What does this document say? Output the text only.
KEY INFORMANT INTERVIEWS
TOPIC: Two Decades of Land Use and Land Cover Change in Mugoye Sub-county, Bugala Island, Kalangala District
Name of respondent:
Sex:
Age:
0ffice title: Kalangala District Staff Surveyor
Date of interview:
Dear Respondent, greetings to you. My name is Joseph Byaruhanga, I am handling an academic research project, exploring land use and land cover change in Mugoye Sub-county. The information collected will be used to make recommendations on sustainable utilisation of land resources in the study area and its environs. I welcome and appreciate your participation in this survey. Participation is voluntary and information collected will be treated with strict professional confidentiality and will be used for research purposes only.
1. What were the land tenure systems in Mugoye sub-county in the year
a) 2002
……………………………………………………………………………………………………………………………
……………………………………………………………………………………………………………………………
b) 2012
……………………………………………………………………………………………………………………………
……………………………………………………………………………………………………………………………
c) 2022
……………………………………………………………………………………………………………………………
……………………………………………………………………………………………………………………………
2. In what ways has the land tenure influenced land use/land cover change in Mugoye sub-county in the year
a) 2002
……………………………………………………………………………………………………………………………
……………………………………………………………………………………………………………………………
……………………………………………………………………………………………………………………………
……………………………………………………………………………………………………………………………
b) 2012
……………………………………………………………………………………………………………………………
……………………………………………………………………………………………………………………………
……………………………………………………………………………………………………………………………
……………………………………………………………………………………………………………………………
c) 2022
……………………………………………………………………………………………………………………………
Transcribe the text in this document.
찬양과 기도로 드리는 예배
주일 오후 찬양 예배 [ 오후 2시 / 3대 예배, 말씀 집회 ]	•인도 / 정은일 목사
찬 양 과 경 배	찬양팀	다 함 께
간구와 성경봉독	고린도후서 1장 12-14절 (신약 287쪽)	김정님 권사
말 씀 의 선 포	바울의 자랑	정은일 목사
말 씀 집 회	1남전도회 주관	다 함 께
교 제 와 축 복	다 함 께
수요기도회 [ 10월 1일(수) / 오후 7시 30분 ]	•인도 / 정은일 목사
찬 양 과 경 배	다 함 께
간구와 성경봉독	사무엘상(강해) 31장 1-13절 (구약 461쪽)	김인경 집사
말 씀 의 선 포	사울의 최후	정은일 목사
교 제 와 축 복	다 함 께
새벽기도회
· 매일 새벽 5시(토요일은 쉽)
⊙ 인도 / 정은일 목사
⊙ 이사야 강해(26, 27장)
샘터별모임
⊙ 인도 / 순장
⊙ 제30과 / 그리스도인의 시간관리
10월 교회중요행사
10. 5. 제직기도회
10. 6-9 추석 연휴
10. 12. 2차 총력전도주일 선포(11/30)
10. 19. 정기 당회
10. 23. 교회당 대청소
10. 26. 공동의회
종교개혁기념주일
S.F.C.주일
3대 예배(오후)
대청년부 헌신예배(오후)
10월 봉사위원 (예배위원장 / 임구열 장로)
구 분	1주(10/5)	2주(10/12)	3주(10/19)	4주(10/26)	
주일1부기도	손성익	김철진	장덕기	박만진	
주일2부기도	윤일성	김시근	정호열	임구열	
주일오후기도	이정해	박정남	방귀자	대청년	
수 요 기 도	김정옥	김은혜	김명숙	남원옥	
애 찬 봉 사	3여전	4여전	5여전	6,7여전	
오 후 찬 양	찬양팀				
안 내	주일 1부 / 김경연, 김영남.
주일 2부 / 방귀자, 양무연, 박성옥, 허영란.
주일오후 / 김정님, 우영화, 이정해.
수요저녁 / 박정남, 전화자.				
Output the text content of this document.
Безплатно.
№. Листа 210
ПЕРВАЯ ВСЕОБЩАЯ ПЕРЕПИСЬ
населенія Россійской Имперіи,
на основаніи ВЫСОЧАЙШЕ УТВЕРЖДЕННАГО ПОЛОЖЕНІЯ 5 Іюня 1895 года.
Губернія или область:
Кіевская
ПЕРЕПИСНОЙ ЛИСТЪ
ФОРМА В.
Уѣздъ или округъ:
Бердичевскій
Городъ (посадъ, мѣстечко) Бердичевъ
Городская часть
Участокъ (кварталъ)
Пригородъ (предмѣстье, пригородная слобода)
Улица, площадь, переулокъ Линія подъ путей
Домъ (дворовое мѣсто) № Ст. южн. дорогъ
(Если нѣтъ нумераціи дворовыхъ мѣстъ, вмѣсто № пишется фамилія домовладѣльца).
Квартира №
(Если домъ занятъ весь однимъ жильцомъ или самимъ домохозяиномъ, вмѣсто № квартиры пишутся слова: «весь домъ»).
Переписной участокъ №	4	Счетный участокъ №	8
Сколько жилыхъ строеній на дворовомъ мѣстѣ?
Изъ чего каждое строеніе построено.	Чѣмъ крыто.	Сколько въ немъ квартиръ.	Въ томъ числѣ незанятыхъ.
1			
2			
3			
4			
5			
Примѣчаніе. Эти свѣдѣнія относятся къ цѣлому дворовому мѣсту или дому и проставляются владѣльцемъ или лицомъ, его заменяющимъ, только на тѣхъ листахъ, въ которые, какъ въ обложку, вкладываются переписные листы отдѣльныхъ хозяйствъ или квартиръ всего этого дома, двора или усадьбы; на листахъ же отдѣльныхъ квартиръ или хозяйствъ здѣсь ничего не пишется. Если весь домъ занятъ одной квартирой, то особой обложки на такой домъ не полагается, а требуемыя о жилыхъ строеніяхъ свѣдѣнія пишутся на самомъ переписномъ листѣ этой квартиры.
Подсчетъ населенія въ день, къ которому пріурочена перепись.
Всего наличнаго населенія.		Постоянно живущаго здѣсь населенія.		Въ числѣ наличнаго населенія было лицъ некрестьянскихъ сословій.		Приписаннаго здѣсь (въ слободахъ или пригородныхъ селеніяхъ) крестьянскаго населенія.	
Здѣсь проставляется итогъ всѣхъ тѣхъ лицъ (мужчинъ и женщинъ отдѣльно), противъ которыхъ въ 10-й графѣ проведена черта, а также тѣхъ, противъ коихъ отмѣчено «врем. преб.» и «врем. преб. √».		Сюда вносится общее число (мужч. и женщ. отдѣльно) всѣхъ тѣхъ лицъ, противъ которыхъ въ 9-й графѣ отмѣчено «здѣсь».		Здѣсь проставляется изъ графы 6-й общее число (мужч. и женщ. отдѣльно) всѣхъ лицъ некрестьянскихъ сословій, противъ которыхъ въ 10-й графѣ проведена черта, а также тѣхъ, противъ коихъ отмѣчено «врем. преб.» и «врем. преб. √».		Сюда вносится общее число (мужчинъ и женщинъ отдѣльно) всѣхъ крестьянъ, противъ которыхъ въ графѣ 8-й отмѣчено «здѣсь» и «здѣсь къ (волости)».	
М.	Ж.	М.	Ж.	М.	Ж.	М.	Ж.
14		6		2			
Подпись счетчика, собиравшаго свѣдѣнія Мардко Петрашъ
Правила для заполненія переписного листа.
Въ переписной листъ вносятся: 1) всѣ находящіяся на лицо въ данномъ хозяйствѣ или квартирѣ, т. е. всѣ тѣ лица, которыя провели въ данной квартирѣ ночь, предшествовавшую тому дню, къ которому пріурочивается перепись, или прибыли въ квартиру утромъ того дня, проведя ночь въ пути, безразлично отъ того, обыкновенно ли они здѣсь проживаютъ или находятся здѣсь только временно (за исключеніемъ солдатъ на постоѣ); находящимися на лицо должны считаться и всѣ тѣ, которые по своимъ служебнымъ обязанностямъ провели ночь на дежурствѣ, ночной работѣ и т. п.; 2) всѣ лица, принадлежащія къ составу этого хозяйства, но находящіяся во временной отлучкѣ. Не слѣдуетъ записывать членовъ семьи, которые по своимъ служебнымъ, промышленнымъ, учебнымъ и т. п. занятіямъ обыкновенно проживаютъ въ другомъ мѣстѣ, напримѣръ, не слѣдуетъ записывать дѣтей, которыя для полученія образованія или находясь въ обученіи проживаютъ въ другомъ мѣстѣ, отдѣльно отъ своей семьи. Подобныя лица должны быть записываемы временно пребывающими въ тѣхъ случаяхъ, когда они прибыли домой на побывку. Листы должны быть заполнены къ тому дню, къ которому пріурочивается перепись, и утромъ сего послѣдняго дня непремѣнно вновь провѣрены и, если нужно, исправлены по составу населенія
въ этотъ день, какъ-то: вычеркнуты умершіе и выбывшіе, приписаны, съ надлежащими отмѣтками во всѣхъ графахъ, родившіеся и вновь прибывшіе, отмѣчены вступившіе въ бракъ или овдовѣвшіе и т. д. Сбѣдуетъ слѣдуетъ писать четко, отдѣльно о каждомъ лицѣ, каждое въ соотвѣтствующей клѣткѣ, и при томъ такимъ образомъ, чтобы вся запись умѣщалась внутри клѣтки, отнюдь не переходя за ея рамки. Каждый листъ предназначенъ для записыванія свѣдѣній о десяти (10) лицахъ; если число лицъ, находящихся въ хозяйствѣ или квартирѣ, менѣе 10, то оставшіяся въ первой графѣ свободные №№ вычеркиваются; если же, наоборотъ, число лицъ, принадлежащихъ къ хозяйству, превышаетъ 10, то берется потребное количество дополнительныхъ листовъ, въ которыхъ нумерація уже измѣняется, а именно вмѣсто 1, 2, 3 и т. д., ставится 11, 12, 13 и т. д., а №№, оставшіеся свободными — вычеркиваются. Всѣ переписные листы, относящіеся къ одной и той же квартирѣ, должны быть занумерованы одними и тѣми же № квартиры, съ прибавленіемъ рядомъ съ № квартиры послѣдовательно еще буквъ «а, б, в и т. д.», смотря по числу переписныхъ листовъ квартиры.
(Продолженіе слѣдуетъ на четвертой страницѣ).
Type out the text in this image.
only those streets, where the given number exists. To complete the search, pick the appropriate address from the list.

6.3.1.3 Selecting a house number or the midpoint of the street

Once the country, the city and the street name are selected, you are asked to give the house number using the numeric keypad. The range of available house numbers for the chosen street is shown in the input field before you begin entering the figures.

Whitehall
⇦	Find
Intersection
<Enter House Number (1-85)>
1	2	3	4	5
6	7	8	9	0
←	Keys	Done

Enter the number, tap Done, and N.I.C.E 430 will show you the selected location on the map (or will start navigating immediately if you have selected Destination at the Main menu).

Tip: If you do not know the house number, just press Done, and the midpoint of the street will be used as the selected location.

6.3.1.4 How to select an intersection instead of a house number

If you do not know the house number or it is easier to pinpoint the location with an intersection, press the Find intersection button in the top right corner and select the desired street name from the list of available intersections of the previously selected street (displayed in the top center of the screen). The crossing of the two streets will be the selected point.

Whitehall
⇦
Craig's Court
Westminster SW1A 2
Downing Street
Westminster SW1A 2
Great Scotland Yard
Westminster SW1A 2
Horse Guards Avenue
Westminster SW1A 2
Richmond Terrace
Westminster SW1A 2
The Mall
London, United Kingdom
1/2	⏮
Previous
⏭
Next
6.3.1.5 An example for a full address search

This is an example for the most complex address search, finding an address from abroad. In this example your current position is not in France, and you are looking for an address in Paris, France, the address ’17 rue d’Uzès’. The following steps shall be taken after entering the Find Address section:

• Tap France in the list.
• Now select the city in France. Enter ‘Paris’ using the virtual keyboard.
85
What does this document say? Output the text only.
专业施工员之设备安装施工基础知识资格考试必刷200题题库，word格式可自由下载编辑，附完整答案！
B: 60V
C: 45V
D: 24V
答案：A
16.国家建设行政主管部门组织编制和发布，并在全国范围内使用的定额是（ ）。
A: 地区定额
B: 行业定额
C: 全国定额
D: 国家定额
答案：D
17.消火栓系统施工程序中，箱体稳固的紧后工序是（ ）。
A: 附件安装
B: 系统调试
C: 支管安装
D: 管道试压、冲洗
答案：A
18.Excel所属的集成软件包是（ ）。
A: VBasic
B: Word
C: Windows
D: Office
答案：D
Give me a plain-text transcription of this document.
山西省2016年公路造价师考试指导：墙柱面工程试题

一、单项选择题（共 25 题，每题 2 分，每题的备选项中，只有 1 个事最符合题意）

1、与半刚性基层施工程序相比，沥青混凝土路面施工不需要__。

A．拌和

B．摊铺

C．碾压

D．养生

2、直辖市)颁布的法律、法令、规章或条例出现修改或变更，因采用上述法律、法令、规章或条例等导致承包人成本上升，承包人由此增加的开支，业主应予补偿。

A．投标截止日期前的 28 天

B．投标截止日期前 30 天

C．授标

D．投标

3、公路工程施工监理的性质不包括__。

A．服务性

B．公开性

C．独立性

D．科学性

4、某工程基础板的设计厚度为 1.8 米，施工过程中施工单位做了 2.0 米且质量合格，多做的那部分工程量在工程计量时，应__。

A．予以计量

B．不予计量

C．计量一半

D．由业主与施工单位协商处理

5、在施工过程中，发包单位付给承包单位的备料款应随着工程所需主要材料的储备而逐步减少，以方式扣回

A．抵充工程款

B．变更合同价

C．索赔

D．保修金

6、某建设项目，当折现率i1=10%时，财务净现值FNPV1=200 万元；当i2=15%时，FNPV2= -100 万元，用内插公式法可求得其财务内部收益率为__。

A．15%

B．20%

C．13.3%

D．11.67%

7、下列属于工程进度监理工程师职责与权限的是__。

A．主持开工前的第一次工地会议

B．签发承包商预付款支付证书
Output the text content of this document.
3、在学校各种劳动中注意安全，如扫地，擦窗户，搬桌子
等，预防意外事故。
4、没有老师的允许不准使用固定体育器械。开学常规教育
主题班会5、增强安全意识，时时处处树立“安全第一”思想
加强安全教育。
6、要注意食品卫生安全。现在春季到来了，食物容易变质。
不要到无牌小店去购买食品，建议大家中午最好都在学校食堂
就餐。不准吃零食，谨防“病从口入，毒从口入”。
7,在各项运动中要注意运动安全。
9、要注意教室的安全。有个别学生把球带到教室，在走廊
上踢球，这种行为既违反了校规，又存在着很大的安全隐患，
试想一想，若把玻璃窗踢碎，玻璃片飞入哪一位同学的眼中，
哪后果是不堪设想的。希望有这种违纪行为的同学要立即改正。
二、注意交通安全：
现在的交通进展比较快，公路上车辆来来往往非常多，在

• Aim of the task: Pick out each line containing "занятъ" and report it.

• Reply:
(Если домъ занятъ весь однимъ жильцомъ или самимъ домохозяиномъ, вмѣсто № квартиры пишутся слова: «весь домъ»).
Примѣчаніе. Эти свѣдѣнія относятся къ цѣлому дворовому мѣсту или дому и проставляются владѣльцемъ или лицомъ, его заменяющимъ, только на тѣхъ листахъ, въ которые, какъ въ обложку, вкладываются переписные листы отдѣльныхъ хозяйствъ или квартиръ всего этого дома, двора или усадьбы; на листахъ же отдѣльныхъ квартиръ или хозяйствъ здѣсь ничего не пишется. Если весь домъ занятъ одной квартирой, то особой обложки на такой домъ не полагается, а требуемыя о жилыхъ строеніяхъ свѣдѣнія пишутся на самомъ переписномъ листѣ этой квартиры.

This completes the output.